Task statement » Pictures stay out; everything else in the records below is copied exactly.

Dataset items
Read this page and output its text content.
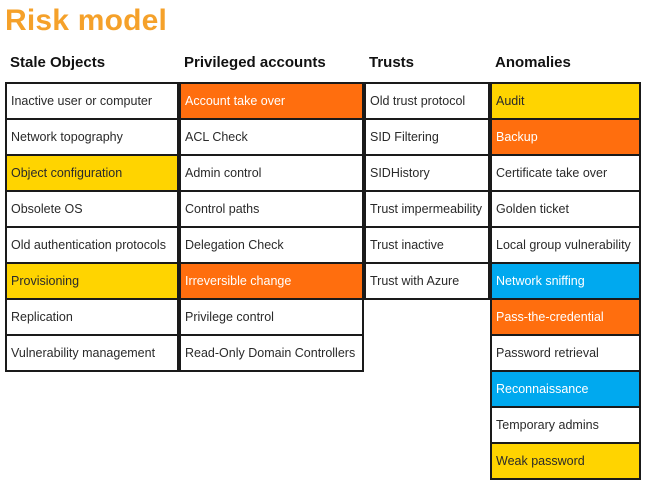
Risk model
Stale Objects
Inactive user or computer
Network topography
Object configuration
Obsolete OS
Old authentication protocols
Provisioning
Replication
Vulnerability management
Privileged accounts
Account take over
ACL Check
Admin control
Control paths
Delegation Check
Irreversible change
Privilege control
Read-Only Domain Controllers
Trusts
Old trust protocol
SID Filtering
SIDHistory
Trust impermeability
Trust inactive
Trust with Azure
Anomalies
Audit
Backup
Certificate take over
Golden ticket
Local group vulnerability
Network sniffing
Pass-the-credential
Password retrieval
Reconnaissance
Temporary admins
Weak password
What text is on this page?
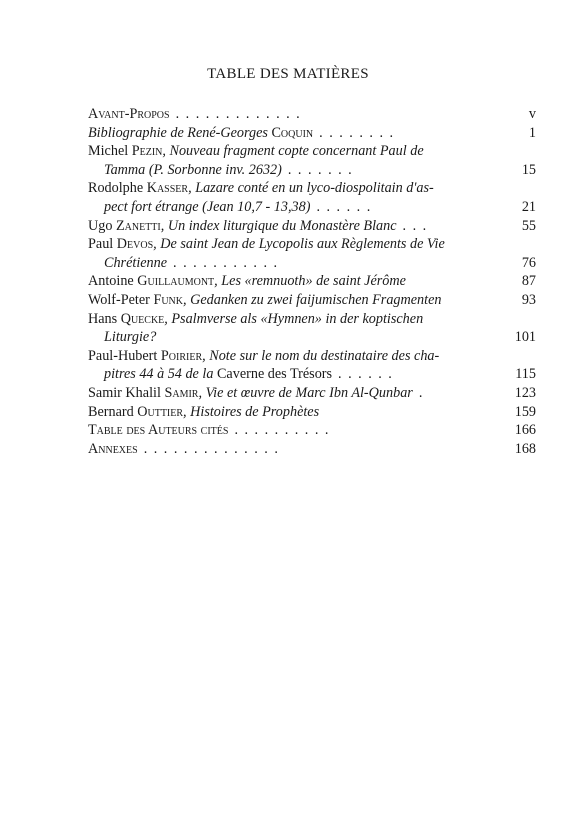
TABLE DES MATIÈRES
Avant-Propos .............	v
Bibliographie de René-Georges Coquin ........	1
Michel Pezin, Nouveau fragment copte concernant Paul de
Tamma (P. Sorbonne inv. 2632) .......	15
Rodolphe Kasser, Lazare conté en un lyco-diospolitain d'as-
pect fort étrange (Jean 10,7 - 13,38) ......	21
Ugo Zanetti, Un index liturgique du Monastère Blanc ...	55
Paul Devos, De saint Jean de Lycopolis aux Règlements de Vie
Chrétienne ...........	76
Antoine Guillaumont, Les «remnuoth» de saint Jérôme	87
Wolf-Peter Funk, Gedanken zu zwei faijumischen Fragmenten	93
Hans Quecke, Psalmverse als «Hymnen» in der koptischen
Liturgie?	101
Paul-Hubert Poirier, Note sur le nom du destinataire des cha-
pitres 44 à 54 de la Caverne des Trésors ......	115
Samir Khalil Samir, Vie et œuvre de Marc Ibn Al-Qunbar .	123
Bernard Outtier, Histoires de Prophètes	159
Table des Auteurs cités ..........	166
Annexes ..............	168
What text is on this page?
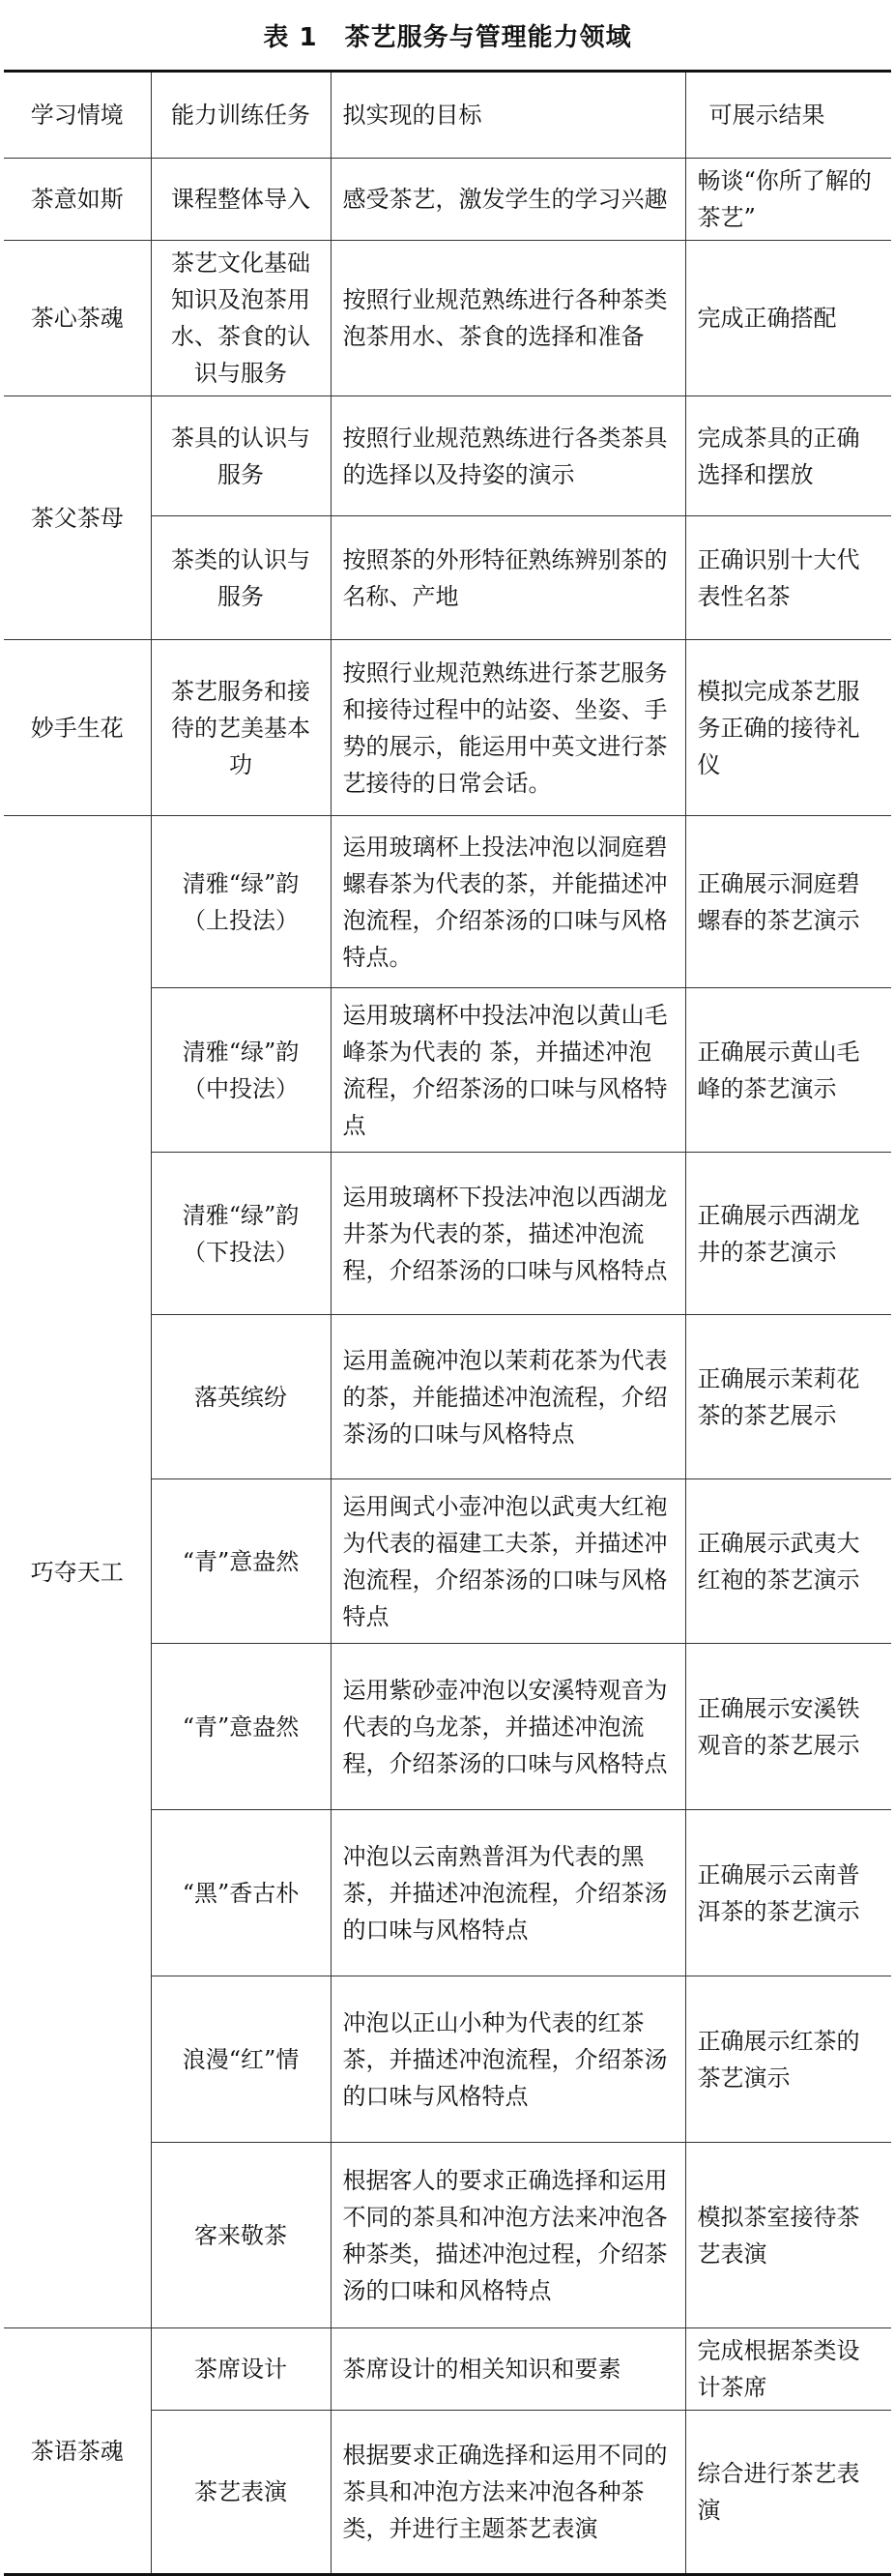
表 1 茶艺服务与管理能力领域
学习情境	能力训练任务	拟实现的目标	可展示结果
茶意如斯	课程整体导入	感受茶艺，激发学生的学习兴趣	畅谈“你所了解的茶艺”
茶心茶魂	茶艺文化基础知识及泡茶用水、茶食的认识与服务	按照行业规范熟练进行各种茶类泡茶用水、茶食的选择和准备	完成正确搭配
茶父茶母	茶具的认识与服务	按照行业规范熟练进行各类茶具的选择以及持姿的演示	完成茶具的正确选择和摆放
	茶类的认识与服务	按照茶的外形特征熟练辨别茶的名称、产地	正确识别十大代表性名茶
妙手生花	茶艺服务和接待的艺美基本功	按照行业规范熟练进行茶艺服务和接待过程中的站姿、坐姿、手势的展示，能运用中英文进行茶艺接待的日常会话。	模拟完成茶艺服务正确的接待礼仪
巧夺天工	清雅“绿”韵（上投法）	运用玻璃杯上投法冲泡以洞庭碧螺春茶为代表的茶，并能描述冲泡流程，介绍茶汤的口味与风格特点。	正确展示洞庭碧螺春的茶艺演示
	清雅“绿”韵（中投法）	运用玻璃杯中投法冲泡以黄山毛峰茶为代表的 茶，并描述冲泡流程，介绍茶汤的口味与风格特点	正确展示黄山毛峰的茶艺演示
	清雅“绿”韵（下投法）	运用玻璃杯下投法冲泡以西湖龙井茶为代表的茶，描述冲泡流程，介绍茶汤的口味与风格特点	正确展示西湖龙井的茶艺演示
	落英缤纷	运用盖碗冲泡以茉莉花茶为代表的茶，并能描述冲泡流程，介绍茶汤的口味与风格特点	正确展示茉莉花茶的茶艺展示
	“青”意盎然	运用闽式小壶冲泡以武夷大红袍为代表的福建工夫茶，并描述冲泡流程，介绍茶汤的口味与风格特点	正确展示武夷大红袍的茶艺演示
	“青”意盎然	运用紫砂壶冲泡以安溪特观音为代表的乌龙茶，并描述冲泡流程，介绍茶汤的口味与风格特点	正确展示安溪铁观音的茶艺展示
	“黑”香古朴	冲泡以云南熟普洱为代表的黑茶，并描述冲泡流程，介绍茶汤的口味与风格特点	正确展示云南普洱茶的茶艺演示
	浪漫“红”情	冲泡以正山小种为代表的红茶茶，并描述冲泡流程，介绍茶汤的口味与风格特点	正确展示红茶的茶艺演示
	客来敬茶	根据客人的要求正确选择和运用不同的茶具和冲泡方法来冲泡各种茶类，描述冲泡过程，介绍茶汤的口味和风格特点	模拟茶室接待茶艺表演
茶语茶魂	茶席设计	茶席设计的相关知识和要素	完成根据茶类设计茶席
	茶艺表演	根据要求正确选择和运用不同的茶具和冲泡方法来冲泡各种茶类，并进行主题茶艺表演	综合进行茶艺表演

Correct output »
Read this page and output its text content.
Risk model
Stale Objects
Inactive user or computer
Network topography
Object configuration
Obsolete OS
Old authentication protocols
Provisioning
Replication
Vulnerability management
Privileged accounts
Account take over
ACL Check
Admin control
Control paths
Delegation Check
Irreversible change
Privilege control
Read-Only Domain Controllers
Trusts
Old trust protocol
SID Filtering
SIDHistory
Trust impermeability
Trust inactive
Trust with Azure
Anomalies
Audit
Backup
Certificate take over
Golden ticket
Local group vulnerability
Network sniffing
Pass-the-credential
Password retrieval
Reconnaissance
Temporary admins
Weak password
What text is on this page?
TABLE DES MATIÈRES
Avant-Propos .............	v
Bibliographie de René-Georges Coquin ........	1
Michel Pezin, Nouveau fragment copte concernant Paul de
Tamma (P. Sorbonne inv. 2632) .......	15
Rodolphe Kasser, Lazare conté en un lyco-diospolitain d'as-
pect fort étrange (Jean 10,7 - 13,38) ......	21
Ugo Zanetti, Un index liturgique du Monastère Blanc ...	55
Paul Devos, De saint Jean de Lycopolis aux Règlements de Vie
Chrétienne ...........	76
Antoine Guillaumont, Les «remnuoth» de saint Jérôme	87
Wolf-Peter Funk, Gedanken zu zwei faijumischen Fragmenten	93
Hans Quecke, Psalmverse als «Hymnen» in der koptischen
Liturgie?	101
Paul-Hubert Poirier, Note sur le nom du destinataire des cha-
pitres 44 à 54 de la Caverne des Trésors ......	115
Samir Khalil Samir, Vie et œuvre de Marc Ibn Al-Qunbar .	123
Bernard Outtier, Histoires de Prophètes	159
Table des Auteurs cités ..........	166
Annexes ..............	168
What text is on this page?
表 1 茶艺服务与管理能力领域
学习情境	能力训练任务	拟实现的目标	可展示结果
茶意如斯	课程整体导入	感受茶艺，激发学生的学习兴趣	畅谈“你所了解的茶艺”
茶心茶魂	茶艺文化基础知识及泡茶用水、茶食的认识与服务	按照行业规范熟练进行各种茶类泡茶用水、茶食的选择和准备	完成正确搭配
茶父茶母	茶具的认识与服务	按照行业规范熟练进行各类茶具的选择以及持姿的演示	完成茶具的正确选择和摆放
	茶类的认识与服务	按照茶的外形特征熟练辨别茶的名称、产地	正确识别十大代表性名茶
妙手生花	茶艺服务和接待的艺美基本功	按照行业规范熟练进行茶艺服务和接待过程中的站姿、坐姿、手势的展示，能运用中英文进行茶艺接待的日常会话。	模拟完成茶艺服务正确的接待礼仪
巧夺天工	清雅“绿”韵（上投法）	运用玻璃杯上投法冲泡以洞庭碧螺春茶为代表的茶，并能描述冲泡流程，介绍茶汤的口味与风格特点。	正确展示洞庭碧螺春的茶艺演示
	清雅“绿”韵（中投法）	运用玻璃杯中投法冲泡以黄山毛峰茶为代表的 茶，并描述冲泡流程，介绍茶汤的口味与风格特点	正确展示黄山毛峰的茶艺演示
	清雅“绿”韵（下投法）	运用玻璃杯下投法冲泡以西湖龙井茶为代表的茶，描述冲泡流程，介绍茶汤的口味与风格特点	正确展示西湖龙井的茶艺演示
	落英缤纷	运用盖碗冲泡以茉莉花茶为代表的茶，并能描述冲泡流程，介绍茶汤的口味与风格特点	正确展示茉莉花茶的茶艺展示
	“青”意盎然	运用闽式小壶冲泡以武夷大红袍为代表的福建工夫茶，并描述冲泡流程，介绍茶汤的口味与风格特点	正确展示武夷大红袍的茶艺演示
	“青”意盎然	运用紫砂壶冲泡以安溪特观音为代表的乌龙茶，并描述冲泡流程，介绍茶汤的口味与风格特点	正确展示安溪铁观音的茶艺展示
	“黑”香古朴	冲泡以云南熟普洱为代表的黑茶，并描述冲泡流程，介绍茶汤的口味与风格特点	正确展示云南普洱茶的茶艺演示
	浪漫“红”情	冲泡以正山小种为代表的红茶茶，并描述冲泡流程，介绍茶汤的口味与风格特点	正确展示红茶的茶艺演示
	客来敬茶	根据客人的要求正确选择和运用不同的茶具和冲泡方法来冲泡各种茶类，描述冲泡过程，介绍茶汤的口味和风格特点	模拟茶室接待茶艺表演
茶语茶魂	茶席设计	茶席设计的相关知识和要素	完成根据茶类设计茶席
	茶艺表演	根据要求正确选择和运用不同的茶具和冲泡方法来冲泡各种茶类，并进行主题茶艺表演	综合进行茶艺表演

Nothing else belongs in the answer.